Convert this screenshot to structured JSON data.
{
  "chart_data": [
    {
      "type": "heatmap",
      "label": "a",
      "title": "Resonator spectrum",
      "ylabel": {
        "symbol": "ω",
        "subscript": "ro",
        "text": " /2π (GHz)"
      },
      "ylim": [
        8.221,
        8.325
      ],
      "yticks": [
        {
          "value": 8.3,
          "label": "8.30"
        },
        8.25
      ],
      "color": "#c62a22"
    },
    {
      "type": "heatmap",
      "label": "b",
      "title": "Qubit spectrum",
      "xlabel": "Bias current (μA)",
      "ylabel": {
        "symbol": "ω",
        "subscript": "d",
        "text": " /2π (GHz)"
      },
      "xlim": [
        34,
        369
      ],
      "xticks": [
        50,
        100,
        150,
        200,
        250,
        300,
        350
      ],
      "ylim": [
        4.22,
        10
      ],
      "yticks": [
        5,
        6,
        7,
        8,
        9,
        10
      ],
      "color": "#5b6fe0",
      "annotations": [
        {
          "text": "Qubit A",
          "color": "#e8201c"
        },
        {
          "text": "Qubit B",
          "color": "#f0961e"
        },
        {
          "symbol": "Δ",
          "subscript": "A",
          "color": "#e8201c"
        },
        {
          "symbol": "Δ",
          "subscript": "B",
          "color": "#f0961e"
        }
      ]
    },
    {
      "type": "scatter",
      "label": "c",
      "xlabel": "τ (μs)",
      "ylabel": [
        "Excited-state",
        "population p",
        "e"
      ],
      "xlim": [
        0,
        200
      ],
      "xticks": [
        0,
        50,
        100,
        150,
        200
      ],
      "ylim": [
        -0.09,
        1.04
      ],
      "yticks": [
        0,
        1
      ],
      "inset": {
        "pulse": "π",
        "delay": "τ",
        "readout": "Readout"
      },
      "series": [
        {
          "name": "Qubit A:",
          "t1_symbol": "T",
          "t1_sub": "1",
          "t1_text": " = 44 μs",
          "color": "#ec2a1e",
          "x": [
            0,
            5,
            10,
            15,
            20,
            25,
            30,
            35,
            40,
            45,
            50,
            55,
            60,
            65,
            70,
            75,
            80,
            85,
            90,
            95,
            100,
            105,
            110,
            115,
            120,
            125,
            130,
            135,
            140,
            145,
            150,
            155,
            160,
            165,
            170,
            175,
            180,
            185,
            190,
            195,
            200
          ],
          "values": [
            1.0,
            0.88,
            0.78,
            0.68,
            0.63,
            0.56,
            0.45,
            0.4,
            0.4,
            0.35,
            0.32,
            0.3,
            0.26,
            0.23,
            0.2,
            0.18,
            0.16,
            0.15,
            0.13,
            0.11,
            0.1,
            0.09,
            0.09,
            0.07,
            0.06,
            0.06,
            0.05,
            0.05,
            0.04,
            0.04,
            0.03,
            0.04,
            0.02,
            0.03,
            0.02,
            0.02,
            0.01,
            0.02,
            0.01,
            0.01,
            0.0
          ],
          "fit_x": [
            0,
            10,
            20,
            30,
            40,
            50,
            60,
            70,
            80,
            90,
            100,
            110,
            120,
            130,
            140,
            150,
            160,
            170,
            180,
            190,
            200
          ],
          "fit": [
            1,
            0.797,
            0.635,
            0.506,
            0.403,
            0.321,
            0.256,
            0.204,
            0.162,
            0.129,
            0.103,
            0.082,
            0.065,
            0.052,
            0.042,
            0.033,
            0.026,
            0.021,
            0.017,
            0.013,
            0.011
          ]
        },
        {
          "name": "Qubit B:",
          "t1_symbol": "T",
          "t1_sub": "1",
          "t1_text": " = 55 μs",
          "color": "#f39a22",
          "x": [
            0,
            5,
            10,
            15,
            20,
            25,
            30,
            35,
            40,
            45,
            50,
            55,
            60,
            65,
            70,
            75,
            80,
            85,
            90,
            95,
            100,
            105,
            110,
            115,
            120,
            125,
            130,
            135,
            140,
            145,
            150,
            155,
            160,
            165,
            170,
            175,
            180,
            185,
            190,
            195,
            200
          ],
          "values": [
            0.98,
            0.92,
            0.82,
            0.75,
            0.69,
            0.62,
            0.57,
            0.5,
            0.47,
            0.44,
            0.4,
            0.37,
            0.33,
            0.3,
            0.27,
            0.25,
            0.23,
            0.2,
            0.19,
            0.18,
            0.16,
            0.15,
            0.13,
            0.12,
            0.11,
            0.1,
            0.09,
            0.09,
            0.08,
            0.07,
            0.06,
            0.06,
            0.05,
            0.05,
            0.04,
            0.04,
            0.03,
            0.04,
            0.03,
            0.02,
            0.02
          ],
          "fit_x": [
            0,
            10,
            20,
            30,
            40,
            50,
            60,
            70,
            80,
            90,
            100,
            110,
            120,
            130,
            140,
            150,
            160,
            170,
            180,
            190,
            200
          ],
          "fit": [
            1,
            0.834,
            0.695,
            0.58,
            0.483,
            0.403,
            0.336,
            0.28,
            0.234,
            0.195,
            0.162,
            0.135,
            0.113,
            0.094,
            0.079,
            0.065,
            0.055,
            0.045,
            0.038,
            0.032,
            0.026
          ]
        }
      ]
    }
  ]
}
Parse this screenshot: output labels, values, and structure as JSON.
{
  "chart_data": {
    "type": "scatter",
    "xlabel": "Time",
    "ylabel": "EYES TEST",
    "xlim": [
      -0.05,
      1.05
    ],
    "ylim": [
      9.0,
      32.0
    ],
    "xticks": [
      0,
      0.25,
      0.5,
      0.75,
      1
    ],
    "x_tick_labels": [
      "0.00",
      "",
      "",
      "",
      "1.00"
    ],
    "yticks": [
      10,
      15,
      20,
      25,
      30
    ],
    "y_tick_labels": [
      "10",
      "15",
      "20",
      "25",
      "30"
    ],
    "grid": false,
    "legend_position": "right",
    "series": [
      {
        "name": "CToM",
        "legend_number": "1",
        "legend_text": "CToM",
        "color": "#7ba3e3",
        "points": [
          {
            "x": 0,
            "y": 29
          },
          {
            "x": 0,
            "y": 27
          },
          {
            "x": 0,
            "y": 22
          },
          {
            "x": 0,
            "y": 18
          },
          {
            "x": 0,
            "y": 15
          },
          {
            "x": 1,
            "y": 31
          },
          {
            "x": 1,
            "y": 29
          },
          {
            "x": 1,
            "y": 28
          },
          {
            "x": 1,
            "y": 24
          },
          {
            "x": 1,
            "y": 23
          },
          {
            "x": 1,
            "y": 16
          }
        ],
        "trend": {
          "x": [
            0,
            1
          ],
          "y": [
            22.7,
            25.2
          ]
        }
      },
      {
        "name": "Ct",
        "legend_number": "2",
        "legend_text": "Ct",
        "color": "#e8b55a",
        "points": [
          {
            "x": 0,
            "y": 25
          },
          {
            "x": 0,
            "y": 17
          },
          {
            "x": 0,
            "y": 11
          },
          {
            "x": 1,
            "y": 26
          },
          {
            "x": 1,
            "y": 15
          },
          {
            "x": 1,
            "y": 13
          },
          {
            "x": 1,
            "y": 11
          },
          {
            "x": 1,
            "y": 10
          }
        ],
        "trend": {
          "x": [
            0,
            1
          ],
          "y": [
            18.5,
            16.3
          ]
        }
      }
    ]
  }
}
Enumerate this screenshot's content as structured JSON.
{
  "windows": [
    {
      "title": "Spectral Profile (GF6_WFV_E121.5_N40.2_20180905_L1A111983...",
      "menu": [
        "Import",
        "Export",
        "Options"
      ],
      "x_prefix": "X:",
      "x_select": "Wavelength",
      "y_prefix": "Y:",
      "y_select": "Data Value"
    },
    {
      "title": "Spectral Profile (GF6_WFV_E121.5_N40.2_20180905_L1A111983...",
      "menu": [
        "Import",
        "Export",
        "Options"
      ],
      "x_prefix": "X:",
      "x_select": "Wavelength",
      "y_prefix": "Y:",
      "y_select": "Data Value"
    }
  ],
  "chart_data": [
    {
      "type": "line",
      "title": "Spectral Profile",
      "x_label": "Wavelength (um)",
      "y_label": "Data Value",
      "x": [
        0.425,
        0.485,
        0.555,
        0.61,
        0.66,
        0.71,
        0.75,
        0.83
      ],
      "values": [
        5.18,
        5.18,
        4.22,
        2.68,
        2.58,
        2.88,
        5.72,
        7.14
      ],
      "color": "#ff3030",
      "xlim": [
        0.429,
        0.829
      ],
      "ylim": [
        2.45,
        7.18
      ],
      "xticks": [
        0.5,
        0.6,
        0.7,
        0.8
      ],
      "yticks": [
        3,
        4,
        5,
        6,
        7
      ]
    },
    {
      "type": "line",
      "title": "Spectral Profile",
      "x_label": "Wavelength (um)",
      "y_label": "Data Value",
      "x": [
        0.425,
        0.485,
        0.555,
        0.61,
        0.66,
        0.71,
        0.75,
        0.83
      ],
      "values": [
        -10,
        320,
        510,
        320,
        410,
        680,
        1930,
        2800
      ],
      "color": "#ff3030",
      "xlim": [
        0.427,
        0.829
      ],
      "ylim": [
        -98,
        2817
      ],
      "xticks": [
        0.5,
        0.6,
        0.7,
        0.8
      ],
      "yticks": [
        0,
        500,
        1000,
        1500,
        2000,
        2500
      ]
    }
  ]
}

## WHAT IS ASKED
Quote exactly and only the lines from the one holding "Enumerate this screenshot's" through the end of the data.

## SOLUTION TO THE PROBLEM
Enumerate this screenshot's content as structured JSON.
{
  "windows": [
    {
      "title": "Spectral Profile (GF6_WFV_E121.5_N40.2_20180905_L1A111983...",
      "menu": [
        "Import",
        "Export",
        "Options"
      ],
      "x_prefix": "X:",
      "x_select": "Wavelength",
      "y_prefix": "Y:",
      "y_select": "Data Value"
    },
    {
      "title": "Spectral Profile (GF6_WFV_E121.5_N40.2_20180905_L1A111983...",
      "menu": [
        "Import",
        "Export",
        "Options"
      ],
      "x_prefix": "X:",
      "x_select": "Wavelength",
      "y_prefix": "Y:",
      "y_select": "Data Value"
    }
  ],
  "chart_data": [
    {
      "type": "line",
      "title": "Spectral Profile",
      "x_label": "Wavelength (um)",
      "y_label": "Data Value",
      "x": [
        0.425,
        0.485,
        0.555,
        0.61,
        0.66,
        0.71,
        0.75,
        0.83
      ],
      "values": [
        5.18,
        5.18,
        4.22,
        2.68,
        2.58,
        2.88,
        5.72,
        7.14
      ],
      "color": "#ff3030",
      "xlim": [
        0.429,
        0.829
      ],
      "ylim": [
        2.45,
        7.18
      ],
      "xticks": [
        0.5,
        0.6,
        0.7,
        0.8
      ],
      "yticks": [
        3,
        4,
        5,
        6,
        7
      ]
    },
    {
      "type": "line",
      "title": "Spectral Profile",
      "x_label": "Wavelength (um)",
      "y_label": "Data Value",
      "x": [
        0.425,
        0.485,
        0.555,
        0.61,
        0.66,
        0.71,
        0.75,
        0.83
      ],
      "values": [
        -10,
        320,
        510,
        320,
        410,
        680,
        1930,
        2800
      ],
      "color": "#ff3030",
      "xlim": [
        0.427,
        0.829
      ],
      "ylim": [
        -98,
        2817
      ],
      "xticks": [
        0.5,
        0.6,
        0.7,
        0.8
      ],
      "yticks": [
        0,
        500,
        1000,
        1500,
        2000,
        2500
      ]
    }
  ]
}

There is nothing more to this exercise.